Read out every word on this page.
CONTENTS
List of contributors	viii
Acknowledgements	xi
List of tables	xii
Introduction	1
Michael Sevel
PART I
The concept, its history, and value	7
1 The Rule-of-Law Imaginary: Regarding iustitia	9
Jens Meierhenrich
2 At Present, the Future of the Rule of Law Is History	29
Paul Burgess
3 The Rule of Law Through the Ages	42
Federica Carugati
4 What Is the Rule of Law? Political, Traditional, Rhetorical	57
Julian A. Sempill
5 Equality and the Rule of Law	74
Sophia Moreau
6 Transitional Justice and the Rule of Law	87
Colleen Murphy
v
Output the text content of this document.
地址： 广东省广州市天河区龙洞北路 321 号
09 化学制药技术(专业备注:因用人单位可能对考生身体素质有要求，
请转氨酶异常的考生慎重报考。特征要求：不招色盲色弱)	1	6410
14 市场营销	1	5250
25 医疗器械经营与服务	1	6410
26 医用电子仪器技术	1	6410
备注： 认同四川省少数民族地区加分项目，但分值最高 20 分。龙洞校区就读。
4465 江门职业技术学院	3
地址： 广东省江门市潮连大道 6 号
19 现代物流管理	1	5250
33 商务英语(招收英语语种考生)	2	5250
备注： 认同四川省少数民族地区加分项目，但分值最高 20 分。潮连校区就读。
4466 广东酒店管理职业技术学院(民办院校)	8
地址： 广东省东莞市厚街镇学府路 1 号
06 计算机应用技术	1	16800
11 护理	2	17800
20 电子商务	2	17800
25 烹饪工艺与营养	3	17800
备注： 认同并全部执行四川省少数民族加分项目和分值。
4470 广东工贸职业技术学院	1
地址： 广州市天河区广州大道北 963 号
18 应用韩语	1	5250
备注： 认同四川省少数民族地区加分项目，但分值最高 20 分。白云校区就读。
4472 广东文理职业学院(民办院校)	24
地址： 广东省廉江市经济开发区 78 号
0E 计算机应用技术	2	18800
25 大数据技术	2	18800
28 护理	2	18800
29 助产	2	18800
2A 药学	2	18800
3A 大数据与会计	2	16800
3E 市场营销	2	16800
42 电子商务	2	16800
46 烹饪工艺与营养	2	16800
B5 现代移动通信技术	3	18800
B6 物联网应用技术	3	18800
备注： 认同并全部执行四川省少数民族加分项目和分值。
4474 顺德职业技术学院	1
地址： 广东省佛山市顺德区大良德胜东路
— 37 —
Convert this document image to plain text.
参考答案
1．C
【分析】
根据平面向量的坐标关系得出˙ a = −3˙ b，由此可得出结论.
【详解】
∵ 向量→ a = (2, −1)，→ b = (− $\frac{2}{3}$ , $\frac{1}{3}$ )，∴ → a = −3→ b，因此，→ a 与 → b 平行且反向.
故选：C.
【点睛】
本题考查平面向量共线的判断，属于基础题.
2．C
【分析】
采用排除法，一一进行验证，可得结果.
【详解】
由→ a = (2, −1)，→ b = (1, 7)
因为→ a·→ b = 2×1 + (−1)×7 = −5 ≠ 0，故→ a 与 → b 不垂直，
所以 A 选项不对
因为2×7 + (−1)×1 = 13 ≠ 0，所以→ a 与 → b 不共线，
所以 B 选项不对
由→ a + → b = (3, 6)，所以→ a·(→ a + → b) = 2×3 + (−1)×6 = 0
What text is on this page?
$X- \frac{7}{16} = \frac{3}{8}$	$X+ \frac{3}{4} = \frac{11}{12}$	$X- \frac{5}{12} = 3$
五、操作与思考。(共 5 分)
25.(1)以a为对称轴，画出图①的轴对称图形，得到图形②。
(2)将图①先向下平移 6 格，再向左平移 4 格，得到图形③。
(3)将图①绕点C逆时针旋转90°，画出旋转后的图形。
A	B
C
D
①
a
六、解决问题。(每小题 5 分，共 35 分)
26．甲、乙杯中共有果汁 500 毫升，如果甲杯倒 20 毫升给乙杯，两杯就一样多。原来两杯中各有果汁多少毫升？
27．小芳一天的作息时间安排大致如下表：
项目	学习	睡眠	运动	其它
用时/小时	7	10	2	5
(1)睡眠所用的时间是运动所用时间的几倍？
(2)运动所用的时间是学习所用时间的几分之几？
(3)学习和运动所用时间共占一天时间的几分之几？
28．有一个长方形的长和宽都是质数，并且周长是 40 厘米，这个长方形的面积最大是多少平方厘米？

◆ **What is asked**
Make an exact copy of the data above.

◆ **Correct output**
Read out every word on this page.
CONTENTS
List of contributors	viii
Acknowledgements	xi
List of tables	xii
Introduction	1
Michael Sevel
PART I
The concept, its history, and value	7
1 The Rule-of-Law Imaginary: Regarding iustitia	9
Jens Meierhenrich
2 At Present, the Future of the Rule of Law Is History	29
Paul Burgess
3 The Rule of Law Through the Ages	42
Federica Carugati
4 What Is the Rule of Law? Political, Traditional, Rhetorical	57
Julian A. Sempill
5 Equality and the Rule of Law	74
Sophia Moreau
6 Transitional Justice and the Rule of Law	87
Colleen Murphy
v
Output the text content of this document.
地址： 广东省广州市天河区龙洞北路 321 号
09 化学制药技术(专业备注:因用人单位可能对考生身体素质有要求，
请转氨酶异常的考生慎重报考。特征要求：不招色盲色弱)	1	6410
14 市场营销	1	5250
25 医疗器械经营与服务	1	6410
26 医用电子仪器技术	1	6410
备注： 认同四川省少数民族地区加分项目，但分值最高 20 分。龙洞校区就读。
4465 江门职业技术学院	3
地址： 广东省江门市潮连大道 6 号
19 现代物流管理	1	5250
33 商务英语(招收英语语种考生)	2	5250
备注： 认同四川省少数民族地区加分项目，但分值最高 20 分。潮连校区就读。
4466 广东酒店管理职业技术学院(民办院校)	8
地址： 广东省东莞市厚街镇学府路 1 号
06 计算机应用技术	1	16800
11 护理	2	17800
20 电子商务	2	17800
25 烹饪工艺与营养	3	17800
备注： 认同并全部执行四川省少数民族加分项目和分值。
4470 广东工贸职业技术学院	1
地址： 广州市天河区广州大道北 963 号
18 应用韩语	1	5250
备注： 认同四川省少数民族地区加分项目，但分值最高 20 分。白云校区就读。
4472 广东文理职业学院(民办院校)	24
地址： 广东省廉江市经济开发区 78 号
0E 计算机应用技术	2	18800
25 大数据技术	2	18800
28 护理	2	18800
29 助产	2	18800
2A 药学	2	18800
3A 大数据与会计	2	16800
3E 市场营销	2	16800
42 电子商务	2	16800
46 烹饪工艺与营养	2	16800
B5 现代移动通信技术	3	18800
B6 物联网应用技术	3	18800
备注： 认同并全部执行四川省少数民族加分项目和分值。
4474 顺德职业技术学院	1
地址： 广东省佛山市顺德区大良德胜东路
— 37 —
Convert this document image to plain text.
参考答案
1．C
【分析】
根据平面向量的坐标关系得出˙ a = −3˙ b，由此可得出结论.
【详解】
∵ 向量→ a = (2, −1)，→ b = (− $\frac{2}{3}$ , $\frac{1}{3}$ )，∴ → a = −3→ b，因此，→ a 与 → b 平行且反向.
故选：C.
【点睛】
本题考查平面向量共线的判断，属于基础题.
2．C
【分析】
采用排除法，一一进行验证，可得结果.
【详解】
由→ a = (2, −1)，→ b = (1, 7)
因为→ a·→ b = 2×1 + (−1)×7 = −5 ≠ 0，故→ a 与 → b 不垂直，
所以 A 选项不对
因为2×7 + (−1)×1 = 13 ≠ 0，所以→ a 与 → b 不共线，
所以 B 选项不对
由→ a + → b = (3, 6)，所以→ a·(→ a + → b) = 2×3 + (−1)×6 = 0
What text is on this page?
$X- \frac{7}{16} = \frac{3}{8}$	$X+ \frac{3}{4} = \frac{11}{12}$	$X- \frac{5}{12} = 3$
五、操作与思考。(共 5 分)
25.(1)以a为对称轴，画出图①的轴对称图形，得到图形②。
(2)将图①先向下平移 6 格，再向左平移 4 格，得到图形③。
(3)将图①绕点C逆时针旋转90°，画出旋转后的图形。
A	B
C
D
①
a
六、解决问题。(每小题 5 分，共 35 分)
26．甲、乙杯中共有果汁 500 毫升，如果甲杯倒 20 毫升给乙杯，两杯就一样多。原来两杯中各有果汁多少毫升？
27．小芳一天的作息时间安排大致如下表：
项目	学习	睡眠	运动	其它
用时/小时	7	10	2	5
(1)睡眠所用的时间是运动所用时间的几倍？
(2)运动所用的时间是学习所用时间的几分之几？
(3)学习和运动所用时间共占一天时间的几分之几？
28．有一个长方形的长和宽都是质数，并且周长是 40 厘米，这个长方形的面积最大是多少平方厘米？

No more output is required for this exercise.